» **SHORT PROBLEM**: Your task is to tally the lines of the listing containing the word "this" and report the figure alone.

» **PROVIDED INFORMATION**:
•••••

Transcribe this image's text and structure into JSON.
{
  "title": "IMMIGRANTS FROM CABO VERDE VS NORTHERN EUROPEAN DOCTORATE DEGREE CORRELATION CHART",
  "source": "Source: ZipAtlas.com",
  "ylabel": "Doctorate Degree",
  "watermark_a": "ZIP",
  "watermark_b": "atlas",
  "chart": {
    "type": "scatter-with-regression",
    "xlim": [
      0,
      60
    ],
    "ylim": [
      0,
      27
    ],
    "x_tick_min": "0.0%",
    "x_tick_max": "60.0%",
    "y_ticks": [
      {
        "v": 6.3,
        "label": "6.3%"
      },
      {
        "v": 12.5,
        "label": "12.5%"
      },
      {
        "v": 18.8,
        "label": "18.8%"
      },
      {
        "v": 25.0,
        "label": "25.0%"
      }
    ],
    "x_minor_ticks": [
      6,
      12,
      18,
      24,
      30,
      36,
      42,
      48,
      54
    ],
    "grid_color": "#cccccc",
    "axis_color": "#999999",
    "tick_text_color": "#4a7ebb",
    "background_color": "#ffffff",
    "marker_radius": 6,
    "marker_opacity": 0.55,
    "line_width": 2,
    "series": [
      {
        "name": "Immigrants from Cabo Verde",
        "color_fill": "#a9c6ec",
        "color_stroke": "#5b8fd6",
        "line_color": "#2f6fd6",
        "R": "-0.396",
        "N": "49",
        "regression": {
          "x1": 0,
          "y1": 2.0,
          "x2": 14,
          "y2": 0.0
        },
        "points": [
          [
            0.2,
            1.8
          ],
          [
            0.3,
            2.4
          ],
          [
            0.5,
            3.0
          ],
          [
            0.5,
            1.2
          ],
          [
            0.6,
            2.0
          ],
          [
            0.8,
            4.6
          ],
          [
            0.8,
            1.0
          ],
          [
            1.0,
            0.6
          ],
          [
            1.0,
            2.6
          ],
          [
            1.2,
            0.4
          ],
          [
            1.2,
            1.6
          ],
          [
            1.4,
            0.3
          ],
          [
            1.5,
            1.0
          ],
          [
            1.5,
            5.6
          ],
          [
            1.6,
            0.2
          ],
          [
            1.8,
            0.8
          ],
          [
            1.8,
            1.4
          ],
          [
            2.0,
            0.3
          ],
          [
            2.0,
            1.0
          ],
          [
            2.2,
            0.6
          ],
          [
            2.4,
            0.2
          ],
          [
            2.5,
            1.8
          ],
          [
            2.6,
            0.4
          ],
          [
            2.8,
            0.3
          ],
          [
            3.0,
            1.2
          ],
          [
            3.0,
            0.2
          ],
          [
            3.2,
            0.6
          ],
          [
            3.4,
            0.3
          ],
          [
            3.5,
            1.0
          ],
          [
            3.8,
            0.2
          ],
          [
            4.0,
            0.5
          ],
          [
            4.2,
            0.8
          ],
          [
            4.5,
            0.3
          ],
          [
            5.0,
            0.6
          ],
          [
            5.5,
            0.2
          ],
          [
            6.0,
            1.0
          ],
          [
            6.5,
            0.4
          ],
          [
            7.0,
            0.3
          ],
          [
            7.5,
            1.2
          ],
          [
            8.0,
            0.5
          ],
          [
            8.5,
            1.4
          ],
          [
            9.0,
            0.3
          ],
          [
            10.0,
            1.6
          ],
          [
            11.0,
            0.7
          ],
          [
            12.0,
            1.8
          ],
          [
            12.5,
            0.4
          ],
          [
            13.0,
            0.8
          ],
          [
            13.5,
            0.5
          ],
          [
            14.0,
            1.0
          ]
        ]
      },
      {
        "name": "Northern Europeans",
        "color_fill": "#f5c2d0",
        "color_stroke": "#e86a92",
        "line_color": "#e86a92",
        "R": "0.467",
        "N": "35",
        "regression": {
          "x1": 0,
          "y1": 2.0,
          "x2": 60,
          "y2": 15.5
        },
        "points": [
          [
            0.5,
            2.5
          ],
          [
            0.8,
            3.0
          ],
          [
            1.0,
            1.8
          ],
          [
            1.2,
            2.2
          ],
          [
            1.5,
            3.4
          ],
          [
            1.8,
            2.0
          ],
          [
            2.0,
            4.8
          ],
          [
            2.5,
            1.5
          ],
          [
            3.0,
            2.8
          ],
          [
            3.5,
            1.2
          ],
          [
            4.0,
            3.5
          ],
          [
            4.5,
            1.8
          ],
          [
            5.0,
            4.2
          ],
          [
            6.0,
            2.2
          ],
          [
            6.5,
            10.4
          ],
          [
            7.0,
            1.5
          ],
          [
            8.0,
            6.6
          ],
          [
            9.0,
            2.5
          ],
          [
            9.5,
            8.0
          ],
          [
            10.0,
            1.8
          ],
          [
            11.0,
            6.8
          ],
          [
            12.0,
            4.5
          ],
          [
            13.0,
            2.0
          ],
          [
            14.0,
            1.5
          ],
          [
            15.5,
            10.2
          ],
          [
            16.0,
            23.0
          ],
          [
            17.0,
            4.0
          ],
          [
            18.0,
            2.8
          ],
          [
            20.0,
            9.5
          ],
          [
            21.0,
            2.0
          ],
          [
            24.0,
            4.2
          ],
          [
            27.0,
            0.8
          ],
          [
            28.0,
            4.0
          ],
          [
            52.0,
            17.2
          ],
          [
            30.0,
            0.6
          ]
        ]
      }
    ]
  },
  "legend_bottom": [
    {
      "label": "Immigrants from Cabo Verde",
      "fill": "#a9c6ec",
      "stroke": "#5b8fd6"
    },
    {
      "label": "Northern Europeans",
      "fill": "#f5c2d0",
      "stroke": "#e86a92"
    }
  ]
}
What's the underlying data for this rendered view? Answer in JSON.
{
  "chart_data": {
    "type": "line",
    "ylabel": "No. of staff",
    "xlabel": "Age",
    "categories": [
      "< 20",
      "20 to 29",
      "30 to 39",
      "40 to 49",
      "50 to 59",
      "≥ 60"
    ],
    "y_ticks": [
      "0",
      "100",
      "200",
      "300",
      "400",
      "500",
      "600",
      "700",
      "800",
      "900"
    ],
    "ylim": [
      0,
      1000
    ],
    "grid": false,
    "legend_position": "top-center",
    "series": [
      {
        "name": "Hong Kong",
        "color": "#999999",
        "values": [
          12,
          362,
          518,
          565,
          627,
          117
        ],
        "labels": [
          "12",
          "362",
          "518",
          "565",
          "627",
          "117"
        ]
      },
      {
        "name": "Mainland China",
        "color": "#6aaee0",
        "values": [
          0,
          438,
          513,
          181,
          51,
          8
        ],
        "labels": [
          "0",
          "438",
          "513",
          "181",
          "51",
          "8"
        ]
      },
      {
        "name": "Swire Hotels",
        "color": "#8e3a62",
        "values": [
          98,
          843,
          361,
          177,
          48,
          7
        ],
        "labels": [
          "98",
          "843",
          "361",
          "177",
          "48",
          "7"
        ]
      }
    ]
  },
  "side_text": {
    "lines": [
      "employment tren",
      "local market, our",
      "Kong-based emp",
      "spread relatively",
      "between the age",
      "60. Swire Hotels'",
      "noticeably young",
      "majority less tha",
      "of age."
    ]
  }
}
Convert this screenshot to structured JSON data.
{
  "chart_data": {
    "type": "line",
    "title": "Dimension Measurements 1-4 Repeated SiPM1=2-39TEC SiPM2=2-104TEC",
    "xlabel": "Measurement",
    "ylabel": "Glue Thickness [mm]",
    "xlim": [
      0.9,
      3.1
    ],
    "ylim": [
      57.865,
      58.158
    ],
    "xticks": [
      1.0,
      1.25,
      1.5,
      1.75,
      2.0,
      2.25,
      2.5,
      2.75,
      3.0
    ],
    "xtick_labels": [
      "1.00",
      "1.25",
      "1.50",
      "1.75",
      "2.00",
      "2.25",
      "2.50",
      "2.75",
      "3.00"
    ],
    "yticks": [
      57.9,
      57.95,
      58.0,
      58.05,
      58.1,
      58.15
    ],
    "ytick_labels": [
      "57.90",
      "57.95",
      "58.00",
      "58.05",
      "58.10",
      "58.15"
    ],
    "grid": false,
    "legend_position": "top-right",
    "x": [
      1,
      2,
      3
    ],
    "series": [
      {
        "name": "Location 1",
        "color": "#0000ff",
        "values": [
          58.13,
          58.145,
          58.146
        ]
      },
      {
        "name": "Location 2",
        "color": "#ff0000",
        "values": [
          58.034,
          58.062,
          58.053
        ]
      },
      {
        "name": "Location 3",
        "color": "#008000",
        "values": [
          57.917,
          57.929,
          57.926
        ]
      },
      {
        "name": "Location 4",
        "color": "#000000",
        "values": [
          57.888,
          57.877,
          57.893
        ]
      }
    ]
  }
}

•••••

» **EXPECTED ANSWER**: 3